Begin MATERIAL PROVIDED

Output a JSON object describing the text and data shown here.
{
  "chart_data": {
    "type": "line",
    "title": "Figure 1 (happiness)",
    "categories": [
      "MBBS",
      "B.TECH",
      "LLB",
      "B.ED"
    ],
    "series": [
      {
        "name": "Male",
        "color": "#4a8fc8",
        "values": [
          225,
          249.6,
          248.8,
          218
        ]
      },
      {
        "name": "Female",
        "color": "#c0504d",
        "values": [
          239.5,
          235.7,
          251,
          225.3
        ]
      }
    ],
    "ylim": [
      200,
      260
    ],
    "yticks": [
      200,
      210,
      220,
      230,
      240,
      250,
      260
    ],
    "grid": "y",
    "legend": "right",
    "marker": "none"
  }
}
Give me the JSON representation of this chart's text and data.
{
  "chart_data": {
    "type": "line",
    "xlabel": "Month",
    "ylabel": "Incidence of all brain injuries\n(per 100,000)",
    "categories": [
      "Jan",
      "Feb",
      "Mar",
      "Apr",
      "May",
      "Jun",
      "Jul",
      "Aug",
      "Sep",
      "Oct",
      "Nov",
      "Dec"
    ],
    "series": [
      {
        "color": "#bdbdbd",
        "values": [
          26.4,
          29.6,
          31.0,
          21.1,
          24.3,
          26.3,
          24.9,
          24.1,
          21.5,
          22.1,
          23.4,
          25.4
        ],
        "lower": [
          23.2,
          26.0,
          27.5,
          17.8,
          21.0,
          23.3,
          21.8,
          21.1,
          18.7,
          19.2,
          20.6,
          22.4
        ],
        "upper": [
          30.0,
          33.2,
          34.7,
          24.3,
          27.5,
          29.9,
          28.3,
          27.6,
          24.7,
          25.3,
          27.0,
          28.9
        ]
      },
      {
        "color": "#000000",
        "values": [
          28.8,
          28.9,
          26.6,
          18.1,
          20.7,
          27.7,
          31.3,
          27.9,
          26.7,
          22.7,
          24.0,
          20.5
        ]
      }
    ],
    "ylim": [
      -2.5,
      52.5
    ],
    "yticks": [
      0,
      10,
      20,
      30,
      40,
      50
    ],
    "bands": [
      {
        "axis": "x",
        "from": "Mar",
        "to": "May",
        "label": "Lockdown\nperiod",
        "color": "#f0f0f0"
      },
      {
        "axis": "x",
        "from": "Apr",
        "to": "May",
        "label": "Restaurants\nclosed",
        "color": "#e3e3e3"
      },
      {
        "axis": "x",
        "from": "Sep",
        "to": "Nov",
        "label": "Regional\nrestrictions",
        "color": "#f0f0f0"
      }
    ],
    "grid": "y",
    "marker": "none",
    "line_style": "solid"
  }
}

End MATERIAL PROVIDED

Write out every entry again exactly, please, with nothing missing.

Output a JSON object describing the text and data shown here.
{
  "chart_data": {
    "type": "line",
    "title": "Figure 1 (happiness)",
    "categories": [
      "MBBS",
      "B.TECH",
      "LLB",
      "B.ED"
    ],
    "series": [
      {
        "name": "Male",
        "color": "#4a8fc8",
        "values": [
          225,
          249.6,
          248.8,
          218
        ]
      },
      {
        "name": "Female",
        "color": "#c0504d",
        "values": [
          239.5,
          235.7,
          251,
          225.3
        ]
      }
    ],
    "ylim": [
      200,
      260
    ],
    "yticks": [
      200,
      210,
      220,
      230,
      240,
      250,
      260
    ],
    "grid": "y",
    "legend": "right",
    "marker": "none"
  }
}
Give me the JSON representation of this chart's text and data.
{
  "chart_data": {
    "type": "line",
    "xlabel": "Month",
    "ylabel": "Incidence of all brain injuries\n(per 100,000)",
    "categories": [
      "Jan",
      "Feb",
      "Mar",
      "Apr",
      "May",
      "Jun",
      "Jul",
      "Aug",
      "Sep",
      "Oct",
      "Nov",
      "Dec"
    ],
    "series": [
      {
        "color": "#bdbdbd",
        "values": [
          26.4,
          29.6,
          31.0,
          21.1,
          24.3,
          26.3,
          24.9,
          24.1,
          21.5,
          22.1,
          23.4,
          25.4
        ],
        "lower": [
          23.2,
          26.0,
          27.5,
          17.8,
          21.0,
          23.3,
          21.8,
          21.1,
          18.7,
          19.2,
          20.6,
          22.4
        ],
        "upper": [
          30.0,
          33.2,
          34.7,
          24.3,
          27.5,
          29.9,
          28.3,
          27.6,
          24.7,
          25.3,
          27.0,
          28.9
        ]
      },
      {
        "color": "#000000",
        "values": [
          28.8,
          28.9,
          26.6,
          18.1,
          20.7,
          27.7,
          31.3,
          27.9,
          26.7,
          22.7,
          24.0,
          20.5
        ]
      }
    ],
    "ylim": [
      -2.5,
      52.5
    ],
    "yticks": [
      0,
      10,
      20,
      30,
      40,
      50
    ],
    "bands": [
      {
        "axis": "x",
        "from": "Mar",
        "to": "May",
        "label": "Lockdown\nperiod",
        "color": "#f0f0f0"
      },
      {
        "axis": "x",
        "from": "Apr",
        "to": "May",
        "label": "Restaurants\nclosed",
        "color": "#e3e3e3"
      },
      {
        "axis": "x",
        "from": "Sep",
        "to": "Nov",
        "label": "Regional\nrestrictions",
        "color": "#f0f0f0"
      }
    ],
    "grid": "y",
    "marker": "none",
    "line_style": "solid"
  }
}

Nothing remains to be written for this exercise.